> [Extracted data]

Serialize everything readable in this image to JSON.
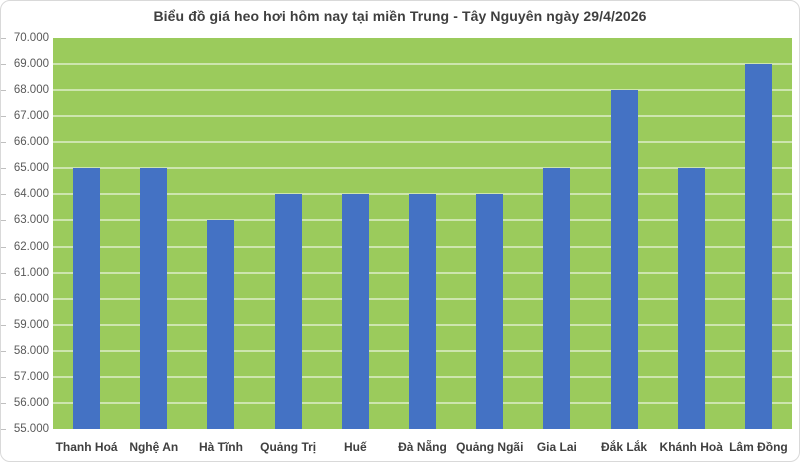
{
  "chart_data": {
    "type": "bar",
    "title": "Biểu đồ giá heo hơi hôm nay tại miền Trung - Tây Nguyên ngày 29/4/2026",
    "categories": [
      "Thanh Hoá",
      "Nghệ An",
      "Hà Tĩnh",
      "Quảng Trị",
      "Huế",
      "Đà Nẵng",
      "Quảng Ngãi",
      "Gia Lai",
      "Đắk Lắk",
      "Khánh Hoà",
      "Lâm Đồng"
    ],
    "values": [
      65000,
      65000,
      63000,
      64000,
      64000,
      64000,
      64000,
      65000,
      68000,
      65000,
      69000
    ],
    "xlabel": "",
    "ylabel": "",
    "ylim": [
      55000,
      70000
    ],
    "ytick_step": 1000,
    "ytick_labels": [
      "70.000",
      "69.000",
      "68.000",
      "67.000",
      "66.000",
      "65.000",
      "64.000",
      "63.000",
      "62.000",
      "61.000",
      "60.000",
      "59.000",
      "58.000",
      "57.000",
      "56.000",
      "55.000"
    ],
    "grid": true,
    "legend": false,
    "colors": {
      "bar": "#4472C4",
      "plot_background": "#9BCB5C",
      "gridline": "rgba(255,255,255,0.5)",
      "title_text": "#3F3F3F",
      "axis_text": "#595959",
      "category_text": "#404040",
      "card_border": "#D9D9D9",
      "tick_mark": "#BFBFBF"
    }
  }
}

> [Exercise instructions] Working from the lines above, reproduce the material exactly and exclude its pictures.

> [Answer for the task]
Serialize everything readable in this image to JSON.
{
  "chart_data": {
    "type": "bar",
    "title": "Biểu đồ giá heo hơi hôm nay tại miền Trung - Tây Nguyên ngày 29/4/2026",
    "categories": [
      "Thanh Hoá",
      "Nghệ An",
      "Hà Tĩnh",
      "Quảng Trị",
      "Huế",
      "Đà Nẵng",
      "Quảng Ngãi",
      "Gia Lai",
      "Đắk Lắk",
      "Khánh Hoà",
      "Lâm Đồng"
    ],
    "values": [
      65000,
      65000,
      63000,
      64000,
      64000,
      64000,
      64000,
      65000,
      68000,
      65000,
      69000
    ],
    "xlabel": "",
    "ylabel": "",
    "ylim": [
      55000,
      70000
    ],
    "ytick_step": 1000,
    "ytick_labels": [
      "70.000",
      "69.000",
      "68.000",
      "67.000",
      "66.000",
      "65.000",
      "64.000",
      "63.000",
      "62.000",
      "61.000",
      "60.000",
      "59.000",
      "58.000",
      "57.000",
      "56.000",
      "55.000"
    ],
    "grid": true,
    "legend": false,
    "colors": {
      "bar": "#4472C4",
      "plot_background": "#9BCB5C",
      "gridline": "rgba(255,255,255,0.5)",
      "title_text": "#3F3F3F",
      "axis_text": "#595959",
      "category_text": "#404040",
      "card_border": "#D9D9D9",
      "tick_mark": "#BFBFBF"
    }
  }
}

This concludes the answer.